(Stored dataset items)
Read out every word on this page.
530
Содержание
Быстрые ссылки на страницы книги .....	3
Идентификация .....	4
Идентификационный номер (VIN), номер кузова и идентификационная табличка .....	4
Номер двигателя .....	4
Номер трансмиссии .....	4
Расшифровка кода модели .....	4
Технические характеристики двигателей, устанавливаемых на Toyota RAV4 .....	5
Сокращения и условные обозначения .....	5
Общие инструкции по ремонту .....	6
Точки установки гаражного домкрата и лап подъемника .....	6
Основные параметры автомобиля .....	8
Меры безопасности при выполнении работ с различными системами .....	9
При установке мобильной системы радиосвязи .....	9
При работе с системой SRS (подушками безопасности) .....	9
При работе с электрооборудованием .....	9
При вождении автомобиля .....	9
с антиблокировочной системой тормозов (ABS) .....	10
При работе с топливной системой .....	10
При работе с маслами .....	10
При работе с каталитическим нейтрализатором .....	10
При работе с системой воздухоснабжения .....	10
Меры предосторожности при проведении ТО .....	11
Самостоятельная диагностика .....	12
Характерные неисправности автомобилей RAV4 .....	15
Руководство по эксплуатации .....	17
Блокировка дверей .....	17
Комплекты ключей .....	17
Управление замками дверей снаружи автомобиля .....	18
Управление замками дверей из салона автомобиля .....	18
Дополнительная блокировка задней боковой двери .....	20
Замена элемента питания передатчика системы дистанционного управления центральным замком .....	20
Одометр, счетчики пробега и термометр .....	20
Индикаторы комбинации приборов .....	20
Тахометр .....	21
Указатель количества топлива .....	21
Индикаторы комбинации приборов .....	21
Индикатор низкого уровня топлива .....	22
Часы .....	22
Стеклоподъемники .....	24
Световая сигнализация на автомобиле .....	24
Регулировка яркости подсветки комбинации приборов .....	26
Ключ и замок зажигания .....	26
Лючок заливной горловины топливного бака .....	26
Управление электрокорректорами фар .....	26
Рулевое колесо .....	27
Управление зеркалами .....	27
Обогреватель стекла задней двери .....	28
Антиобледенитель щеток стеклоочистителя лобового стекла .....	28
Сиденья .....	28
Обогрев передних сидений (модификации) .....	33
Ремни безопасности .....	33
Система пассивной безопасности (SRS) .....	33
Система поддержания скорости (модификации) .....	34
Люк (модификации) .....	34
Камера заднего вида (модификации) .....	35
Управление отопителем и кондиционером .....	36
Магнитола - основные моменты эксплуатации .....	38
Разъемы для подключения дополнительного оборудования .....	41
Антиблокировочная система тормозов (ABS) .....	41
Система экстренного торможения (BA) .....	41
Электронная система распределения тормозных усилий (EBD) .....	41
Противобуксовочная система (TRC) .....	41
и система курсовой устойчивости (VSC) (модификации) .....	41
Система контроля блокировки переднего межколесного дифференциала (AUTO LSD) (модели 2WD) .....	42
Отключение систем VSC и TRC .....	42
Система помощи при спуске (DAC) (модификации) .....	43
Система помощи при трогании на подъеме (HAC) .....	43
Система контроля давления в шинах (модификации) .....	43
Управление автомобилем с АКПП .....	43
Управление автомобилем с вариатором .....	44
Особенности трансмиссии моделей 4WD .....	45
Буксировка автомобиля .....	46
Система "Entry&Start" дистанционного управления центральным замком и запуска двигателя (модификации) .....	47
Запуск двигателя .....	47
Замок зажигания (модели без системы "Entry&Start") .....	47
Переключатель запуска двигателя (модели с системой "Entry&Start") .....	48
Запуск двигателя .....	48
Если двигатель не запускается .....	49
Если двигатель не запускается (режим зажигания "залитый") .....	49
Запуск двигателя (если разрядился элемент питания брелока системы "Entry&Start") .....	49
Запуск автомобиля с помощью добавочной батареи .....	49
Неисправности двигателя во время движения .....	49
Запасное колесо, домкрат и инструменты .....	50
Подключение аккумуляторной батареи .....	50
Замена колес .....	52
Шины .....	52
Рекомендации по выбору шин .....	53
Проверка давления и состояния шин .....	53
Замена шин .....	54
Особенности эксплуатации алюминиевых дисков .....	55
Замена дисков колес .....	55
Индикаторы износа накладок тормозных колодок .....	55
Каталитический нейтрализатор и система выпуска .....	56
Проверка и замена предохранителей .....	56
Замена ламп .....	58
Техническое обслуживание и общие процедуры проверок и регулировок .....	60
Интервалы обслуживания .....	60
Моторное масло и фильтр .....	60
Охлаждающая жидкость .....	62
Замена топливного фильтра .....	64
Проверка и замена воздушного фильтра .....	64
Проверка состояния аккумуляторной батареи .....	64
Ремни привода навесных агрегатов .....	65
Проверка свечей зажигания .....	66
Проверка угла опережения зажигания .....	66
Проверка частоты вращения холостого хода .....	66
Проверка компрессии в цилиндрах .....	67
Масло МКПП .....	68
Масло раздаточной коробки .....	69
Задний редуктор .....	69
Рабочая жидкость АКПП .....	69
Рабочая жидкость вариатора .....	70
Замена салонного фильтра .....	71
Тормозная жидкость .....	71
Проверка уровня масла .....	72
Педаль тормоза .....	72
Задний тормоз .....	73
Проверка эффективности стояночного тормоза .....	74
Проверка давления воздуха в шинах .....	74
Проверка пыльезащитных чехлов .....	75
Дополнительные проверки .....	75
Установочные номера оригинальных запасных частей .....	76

> **Instructions for the task**:
Copy all lines above containing the string "Рабочая".

> **Solution to the exercise**:
Рабочая жидкость АКПП .....	69
Рабочая жидкость вариатора .....	70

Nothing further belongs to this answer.